What needs to be done
Report every line below that holds the word "bicycle".

Records shown

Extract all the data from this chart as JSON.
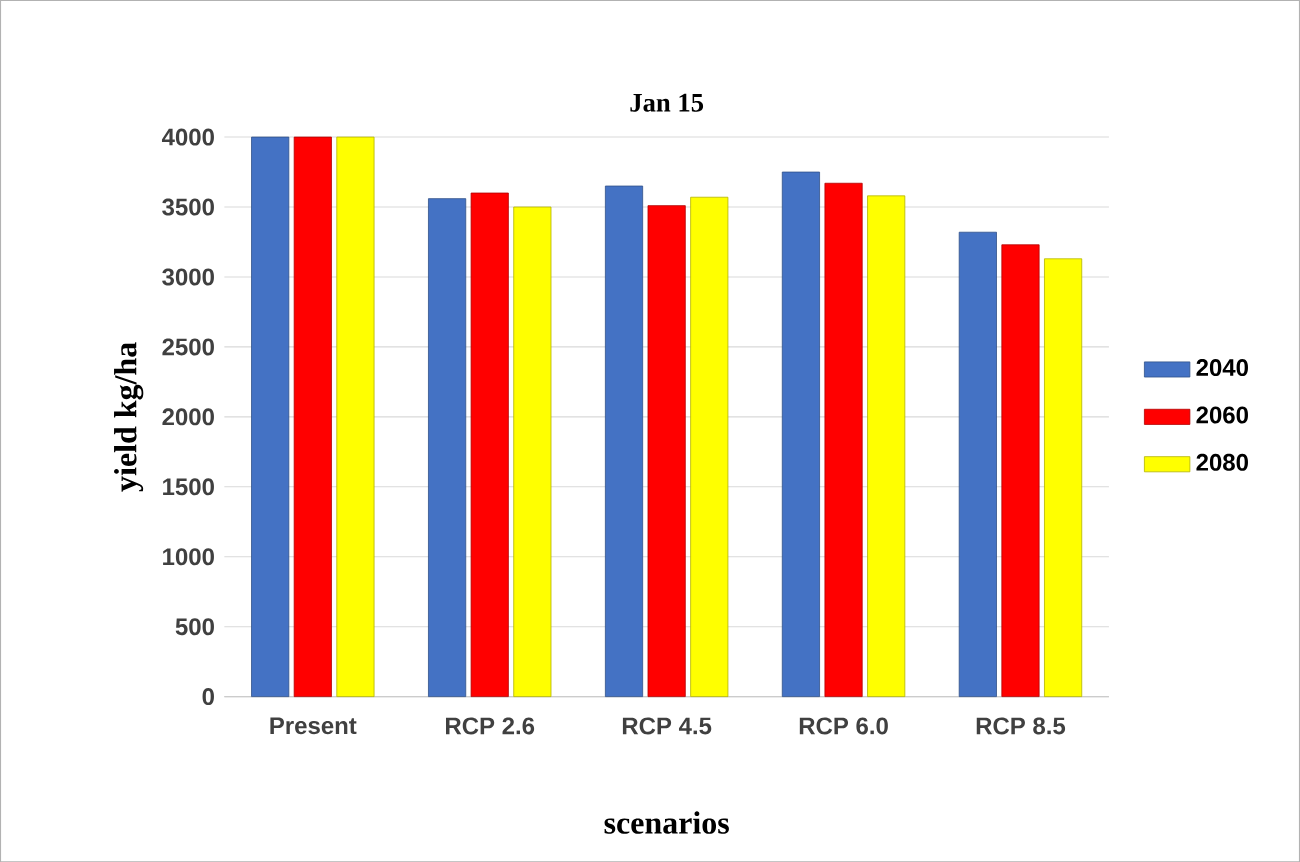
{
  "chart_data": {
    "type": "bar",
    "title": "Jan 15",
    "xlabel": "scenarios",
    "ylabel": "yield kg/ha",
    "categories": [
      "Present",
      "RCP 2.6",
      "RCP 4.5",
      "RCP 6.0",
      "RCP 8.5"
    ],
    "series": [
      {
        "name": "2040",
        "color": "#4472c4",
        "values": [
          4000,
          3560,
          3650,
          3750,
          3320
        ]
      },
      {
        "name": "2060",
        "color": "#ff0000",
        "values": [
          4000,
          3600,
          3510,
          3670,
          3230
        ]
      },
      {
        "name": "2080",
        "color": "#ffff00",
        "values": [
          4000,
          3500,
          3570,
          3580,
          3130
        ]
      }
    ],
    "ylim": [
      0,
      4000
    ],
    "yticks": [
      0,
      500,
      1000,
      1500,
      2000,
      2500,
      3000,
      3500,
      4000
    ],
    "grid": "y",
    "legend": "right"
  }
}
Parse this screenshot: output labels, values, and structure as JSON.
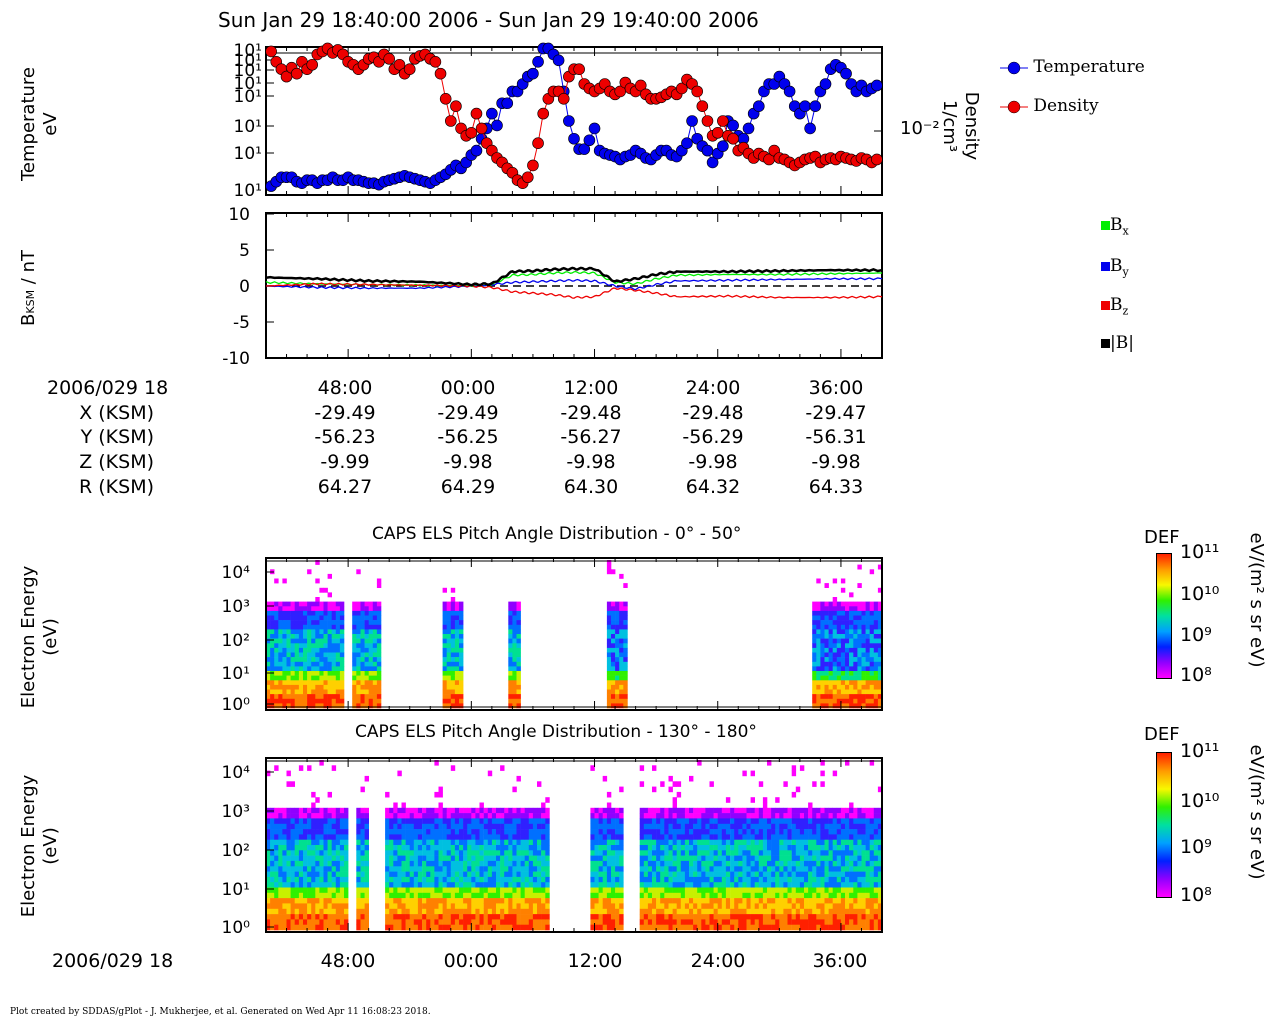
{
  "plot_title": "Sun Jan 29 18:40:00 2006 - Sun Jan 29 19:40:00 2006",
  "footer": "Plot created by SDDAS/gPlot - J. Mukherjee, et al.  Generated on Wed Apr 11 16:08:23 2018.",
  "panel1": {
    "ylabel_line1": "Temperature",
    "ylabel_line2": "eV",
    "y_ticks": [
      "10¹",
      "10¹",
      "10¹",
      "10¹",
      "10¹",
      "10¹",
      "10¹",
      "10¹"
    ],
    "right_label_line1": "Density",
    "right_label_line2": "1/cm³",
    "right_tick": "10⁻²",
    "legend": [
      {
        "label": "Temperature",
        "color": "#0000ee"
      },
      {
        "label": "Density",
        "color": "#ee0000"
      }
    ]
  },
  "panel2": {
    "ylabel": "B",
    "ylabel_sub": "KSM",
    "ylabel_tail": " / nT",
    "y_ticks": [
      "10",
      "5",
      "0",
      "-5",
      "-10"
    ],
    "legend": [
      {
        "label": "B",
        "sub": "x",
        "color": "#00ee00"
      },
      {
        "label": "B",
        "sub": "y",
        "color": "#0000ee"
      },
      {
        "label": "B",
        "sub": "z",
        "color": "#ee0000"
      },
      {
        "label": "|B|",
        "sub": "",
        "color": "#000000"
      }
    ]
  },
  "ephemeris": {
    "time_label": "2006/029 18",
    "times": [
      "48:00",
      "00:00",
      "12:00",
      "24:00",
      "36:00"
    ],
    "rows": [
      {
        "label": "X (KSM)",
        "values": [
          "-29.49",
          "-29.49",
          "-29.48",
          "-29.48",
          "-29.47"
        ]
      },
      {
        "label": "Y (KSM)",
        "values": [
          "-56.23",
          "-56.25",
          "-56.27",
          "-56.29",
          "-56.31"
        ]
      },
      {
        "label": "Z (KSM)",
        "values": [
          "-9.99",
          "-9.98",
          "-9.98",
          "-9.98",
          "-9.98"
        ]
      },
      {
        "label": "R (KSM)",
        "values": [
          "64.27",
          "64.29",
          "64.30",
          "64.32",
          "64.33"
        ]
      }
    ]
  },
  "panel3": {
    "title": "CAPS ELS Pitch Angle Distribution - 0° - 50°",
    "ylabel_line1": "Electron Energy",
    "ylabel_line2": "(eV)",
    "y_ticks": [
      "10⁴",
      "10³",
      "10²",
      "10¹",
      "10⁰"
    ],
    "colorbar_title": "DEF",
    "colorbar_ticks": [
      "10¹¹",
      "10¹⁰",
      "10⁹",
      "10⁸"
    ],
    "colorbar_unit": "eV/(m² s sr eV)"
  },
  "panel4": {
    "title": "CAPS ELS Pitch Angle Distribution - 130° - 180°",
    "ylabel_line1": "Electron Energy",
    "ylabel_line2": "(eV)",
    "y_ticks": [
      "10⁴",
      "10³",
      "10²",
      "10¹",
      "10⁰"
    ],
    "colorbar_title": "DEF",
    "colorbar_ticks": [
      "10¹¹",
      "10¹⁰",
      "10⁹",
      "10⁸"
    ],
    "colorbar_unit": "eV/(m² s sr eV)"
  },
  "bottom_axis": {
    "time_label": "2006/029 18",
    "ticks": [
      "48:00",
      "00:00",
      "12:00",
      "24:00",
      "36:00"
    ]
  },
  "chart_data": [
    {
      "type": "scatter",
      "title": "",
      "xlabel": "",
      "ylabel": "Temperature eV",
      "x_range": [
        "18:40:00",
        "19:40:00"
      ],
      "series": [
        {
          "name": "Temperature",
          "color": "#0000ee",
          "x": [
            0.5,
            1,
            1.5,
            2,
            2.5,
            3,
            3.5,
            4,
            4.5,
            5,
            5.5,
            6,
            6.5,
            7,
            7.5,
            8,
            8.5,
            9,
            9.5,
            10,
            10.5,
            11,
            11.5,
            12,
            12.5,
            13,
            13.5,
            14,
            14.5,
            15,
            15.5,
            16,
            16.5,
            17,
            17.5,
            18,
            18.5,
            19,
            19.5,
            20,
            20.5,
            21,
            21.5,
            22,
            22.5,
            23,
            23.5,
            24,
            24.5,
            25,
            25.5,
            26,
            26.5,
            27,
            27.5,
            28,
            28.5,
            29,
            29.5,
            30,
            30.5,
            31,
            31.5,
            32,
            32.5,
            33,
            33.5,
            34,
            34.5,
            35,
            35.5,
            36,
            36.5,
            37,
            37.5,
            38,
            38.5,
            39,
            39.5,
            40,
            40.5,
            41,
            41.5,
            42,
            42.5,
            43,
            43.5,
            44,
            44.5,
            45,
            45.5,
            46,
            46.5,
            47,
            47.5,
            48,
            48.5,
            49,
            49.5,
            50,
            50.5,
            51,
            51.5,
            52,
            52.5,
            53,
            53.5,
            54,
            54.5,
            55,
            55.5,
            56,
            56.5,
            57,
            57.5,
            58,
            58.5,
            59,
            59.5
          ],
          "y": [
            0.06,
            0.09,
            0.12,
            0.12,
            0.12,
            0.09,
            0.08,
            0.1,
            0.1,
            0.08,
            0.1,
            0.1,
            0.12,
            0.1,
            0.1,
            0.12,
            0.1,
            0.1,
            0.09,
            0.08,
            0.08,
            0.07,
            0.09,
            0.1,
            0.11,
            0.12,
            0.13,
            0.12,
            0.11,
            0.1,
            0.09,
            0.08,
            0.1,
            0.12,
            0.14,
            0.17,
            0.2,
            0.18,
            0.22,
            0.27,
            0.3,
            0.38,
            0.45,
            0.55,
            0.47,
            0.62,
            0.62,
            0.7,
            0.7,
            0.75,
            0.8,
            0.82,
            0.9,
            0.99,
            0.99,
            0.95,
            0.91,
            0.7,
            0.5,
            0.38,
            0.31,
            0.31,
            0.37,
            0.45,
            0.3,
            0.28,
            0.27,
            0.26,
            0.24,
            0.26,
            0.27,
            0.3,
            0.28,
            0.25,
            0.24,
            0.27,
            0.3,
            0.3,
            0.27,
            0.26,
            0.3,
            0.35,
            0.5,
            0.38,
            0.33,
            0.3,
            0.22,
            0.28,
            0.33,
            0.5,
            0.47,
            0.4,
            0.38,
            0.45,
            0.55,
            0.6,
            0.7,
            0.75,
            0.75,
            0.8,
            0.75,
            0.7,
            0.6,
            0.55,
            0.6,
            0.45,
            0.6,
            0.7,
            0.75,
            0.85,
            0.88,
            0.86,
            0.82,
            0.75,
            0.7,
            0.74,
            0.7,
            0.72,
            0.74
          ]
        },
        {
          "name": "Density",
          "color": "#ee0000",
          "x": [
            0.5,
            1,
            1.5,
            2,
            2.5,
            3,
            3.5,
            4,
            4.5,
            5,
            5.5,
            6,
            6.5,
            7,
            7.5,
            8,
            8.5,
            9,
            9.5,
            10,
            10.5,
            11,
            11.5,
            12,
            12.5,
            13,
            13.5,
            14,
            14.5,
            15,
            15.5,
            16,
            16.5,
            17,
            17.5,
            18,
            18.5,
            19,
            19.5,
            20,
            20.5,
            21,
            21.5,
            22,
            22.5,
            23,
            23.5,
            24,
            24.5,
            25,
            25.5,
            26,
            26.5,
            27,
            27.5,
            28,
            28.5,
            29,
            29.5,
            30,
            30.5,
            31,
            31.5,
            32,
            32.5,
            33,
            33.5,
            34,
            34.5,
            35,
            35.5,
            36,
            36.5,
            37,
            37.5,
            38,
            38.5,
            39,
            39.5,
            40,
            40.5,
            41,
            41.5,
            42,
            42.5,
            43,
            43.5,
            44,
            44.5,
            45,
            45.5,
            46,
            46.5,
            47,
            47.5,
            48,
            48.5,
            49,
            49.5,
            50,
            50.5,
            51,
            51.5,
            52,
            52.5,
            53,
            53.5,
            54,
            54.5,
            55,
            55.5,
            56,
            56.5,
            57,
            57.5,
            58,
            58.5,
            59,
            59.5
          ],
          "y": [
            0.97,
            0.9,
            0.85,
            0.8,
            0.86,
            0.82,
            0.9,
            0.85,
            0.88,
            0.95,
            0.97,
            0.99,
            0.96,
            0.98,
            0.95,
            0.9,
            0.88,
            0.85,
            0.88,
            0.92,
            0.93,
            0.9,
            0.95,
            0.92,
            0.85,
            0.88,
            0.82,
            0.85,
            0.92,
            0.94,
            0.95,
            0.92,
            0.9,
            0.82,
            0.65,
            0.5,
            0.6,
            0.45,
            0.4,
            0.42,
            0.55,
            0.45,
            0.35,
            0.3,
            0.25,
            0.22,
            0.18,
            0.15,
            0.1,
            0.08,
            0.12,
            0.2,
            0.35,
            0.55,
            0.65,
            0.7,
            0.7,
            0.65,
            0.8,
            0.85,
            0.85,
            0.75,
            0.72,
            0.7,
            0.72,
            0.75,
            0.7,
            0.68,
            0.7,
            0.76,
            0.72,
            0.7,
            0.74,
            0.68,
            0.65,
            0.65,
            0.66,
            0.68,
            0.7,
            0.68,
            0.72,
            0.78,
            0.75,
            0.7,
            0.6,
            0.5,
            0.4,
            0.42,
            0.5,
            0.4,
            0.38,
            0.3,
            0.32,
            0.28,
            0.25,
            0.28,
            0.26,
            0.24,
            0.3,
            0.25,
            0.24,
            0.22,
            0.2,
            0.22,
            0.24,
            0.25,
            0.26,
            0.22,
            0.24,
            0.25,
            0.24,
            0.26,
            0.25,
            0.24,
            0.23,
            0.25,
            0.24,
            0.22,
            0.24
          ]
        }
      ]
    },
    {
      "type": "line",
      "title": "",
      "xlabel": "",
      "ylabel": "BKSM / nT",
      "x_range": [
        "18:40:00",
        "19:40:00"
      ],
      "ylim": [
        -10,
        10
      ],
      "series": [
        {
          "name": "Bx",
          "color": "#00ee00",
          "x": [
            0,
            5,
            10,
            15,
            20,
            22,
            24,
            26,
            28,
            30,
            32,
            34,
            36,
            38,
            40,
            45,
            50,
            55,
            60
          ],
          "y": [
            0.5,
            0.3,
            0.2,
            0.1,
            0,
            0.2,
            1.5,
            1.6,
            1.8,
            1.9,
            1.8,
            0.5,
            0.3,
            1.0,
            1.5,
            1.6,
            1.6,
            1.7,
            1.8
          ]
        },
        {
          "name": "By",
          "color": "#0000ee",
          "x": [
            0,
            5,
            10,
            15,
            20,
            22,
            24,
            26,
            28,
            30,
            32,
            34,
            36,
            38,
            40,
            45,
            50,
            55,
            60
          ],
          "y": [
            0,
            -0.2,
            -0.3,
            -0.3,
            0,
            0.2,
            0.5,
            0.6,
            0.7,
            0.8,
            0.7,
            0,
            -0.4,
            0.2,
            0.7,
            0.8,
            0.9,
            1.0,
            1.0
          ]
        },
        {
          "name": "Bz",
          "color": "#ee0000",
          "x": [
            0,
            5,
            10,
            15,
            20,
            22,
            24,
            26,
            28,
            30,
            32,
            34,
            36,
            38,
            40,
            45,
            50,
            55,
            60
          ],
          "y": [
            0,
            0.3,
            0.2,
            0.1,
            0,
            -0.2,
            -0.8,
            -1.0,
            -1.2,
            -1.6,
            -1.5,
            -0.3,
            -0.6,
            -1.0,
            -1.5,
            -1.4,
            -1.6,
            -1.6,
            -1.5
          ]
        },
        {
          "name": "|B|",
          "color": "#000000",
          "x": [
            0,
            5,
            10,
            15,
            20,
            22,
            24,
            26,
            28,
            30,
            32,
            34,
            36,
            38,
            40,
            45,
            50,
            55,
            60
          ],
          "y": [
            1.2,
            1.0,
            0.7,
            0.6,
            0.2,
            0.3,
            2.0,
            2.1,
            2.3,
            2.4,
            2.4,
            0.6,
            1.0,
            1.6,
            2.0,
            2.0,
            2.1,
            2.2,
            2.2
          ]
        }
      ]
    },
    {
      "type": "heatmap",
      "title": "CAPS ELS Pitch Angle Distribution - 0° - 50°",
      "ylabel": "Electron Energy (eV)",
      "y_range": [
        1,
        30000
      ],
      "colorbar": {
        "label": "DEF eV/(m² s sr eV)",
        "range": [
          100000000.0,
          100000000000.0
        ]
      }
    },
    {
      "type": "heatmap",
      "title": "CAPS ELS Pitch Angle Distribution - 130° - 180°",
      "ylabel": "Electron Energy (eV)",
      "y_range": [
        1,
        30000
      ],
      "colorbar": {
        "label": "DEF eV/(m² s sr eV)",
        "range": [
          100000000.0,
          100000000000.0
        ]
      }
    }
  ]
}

...

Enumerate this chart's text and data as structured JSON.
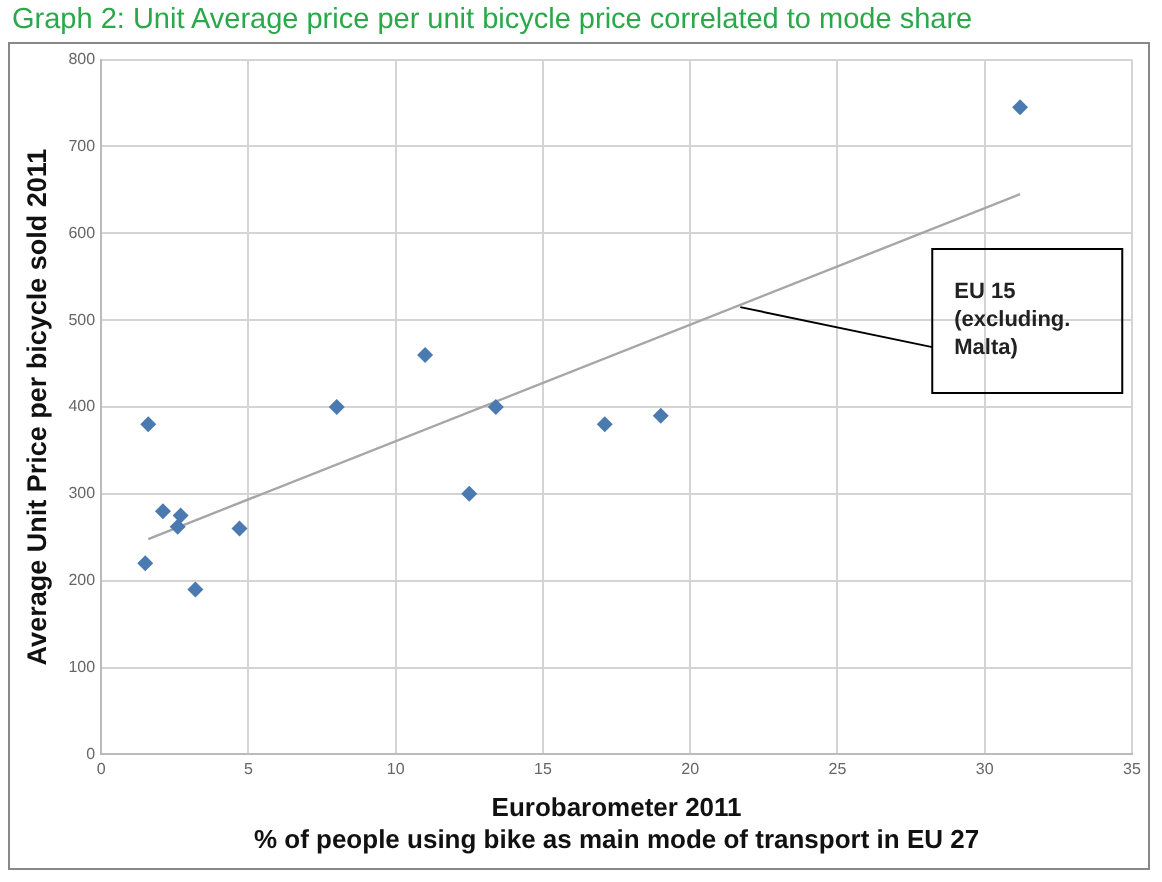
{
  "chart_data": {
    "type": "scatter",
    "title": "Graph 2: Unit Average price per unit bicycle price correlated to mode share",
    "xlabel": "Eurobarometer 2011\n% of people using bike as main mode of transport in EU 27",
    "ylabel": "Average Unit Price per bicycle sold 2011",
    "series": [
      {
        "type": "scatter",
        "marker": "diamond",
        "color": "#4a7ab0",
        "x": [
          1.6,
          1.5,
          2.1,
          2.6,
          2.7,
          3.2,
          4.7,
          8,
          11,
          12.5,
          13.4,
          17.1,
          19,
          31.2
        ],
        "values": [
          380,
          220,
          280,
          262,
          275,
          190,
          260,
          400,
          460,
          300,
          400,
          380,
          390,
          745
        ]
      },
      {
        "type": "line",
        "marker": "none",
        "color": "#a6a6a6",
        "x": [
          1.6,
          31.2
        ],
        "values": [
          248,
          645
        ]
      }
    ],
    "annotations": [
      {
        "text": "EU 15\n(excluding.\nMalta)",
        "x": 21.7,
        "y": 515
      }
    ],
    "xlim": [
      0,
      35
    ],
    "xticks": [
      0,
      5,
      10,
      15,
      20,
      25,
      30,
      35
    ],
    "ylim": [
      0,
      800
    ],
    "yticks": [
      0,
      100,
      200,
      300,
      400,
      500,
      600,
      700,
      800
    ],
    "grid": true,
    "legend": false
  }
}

==

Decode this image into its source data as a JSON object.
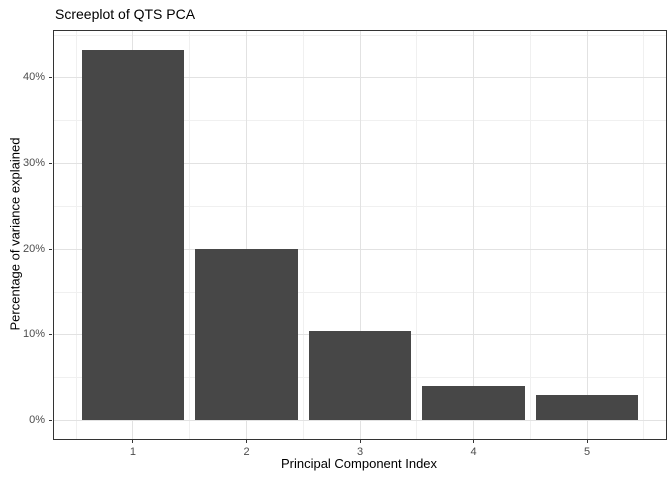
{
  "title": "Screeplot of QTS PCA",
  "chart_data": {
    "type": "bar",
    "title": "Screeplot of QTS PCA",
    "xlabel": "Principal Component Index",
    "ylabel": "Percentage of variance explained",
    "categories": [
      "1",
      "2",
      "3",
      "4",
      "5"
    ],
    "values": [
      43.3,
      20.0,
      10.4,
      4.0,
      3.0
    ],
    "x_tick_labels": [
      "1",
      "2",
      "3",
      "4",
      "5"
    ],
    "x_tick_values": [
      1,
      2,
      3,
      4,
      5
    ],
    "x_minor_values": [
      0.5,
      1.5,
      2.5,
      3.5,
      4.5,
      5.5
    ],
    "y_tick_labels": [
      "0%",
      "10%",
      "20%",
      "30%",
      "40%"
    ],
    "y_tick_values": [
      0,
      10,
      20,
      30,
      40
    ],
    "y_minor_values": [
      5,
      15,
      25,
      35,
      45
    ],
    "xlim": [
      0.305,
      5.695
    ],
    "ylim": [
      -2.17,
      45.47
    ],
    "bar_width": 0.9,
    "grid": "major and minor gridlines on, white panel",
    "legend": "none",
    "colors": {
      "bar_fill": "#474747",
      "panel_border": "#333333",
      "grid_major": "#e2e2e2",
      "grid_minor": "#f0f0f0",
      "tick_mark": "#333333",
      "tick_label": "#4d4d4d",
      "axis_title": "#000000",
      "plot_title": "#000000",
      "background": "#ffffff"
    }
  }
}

Result for this task
    "title": "Graph 2: Unit Average price per unit bicycle price correlated to mode share",
    "ylabel": "Average Unit Price per bicycle sold 2011",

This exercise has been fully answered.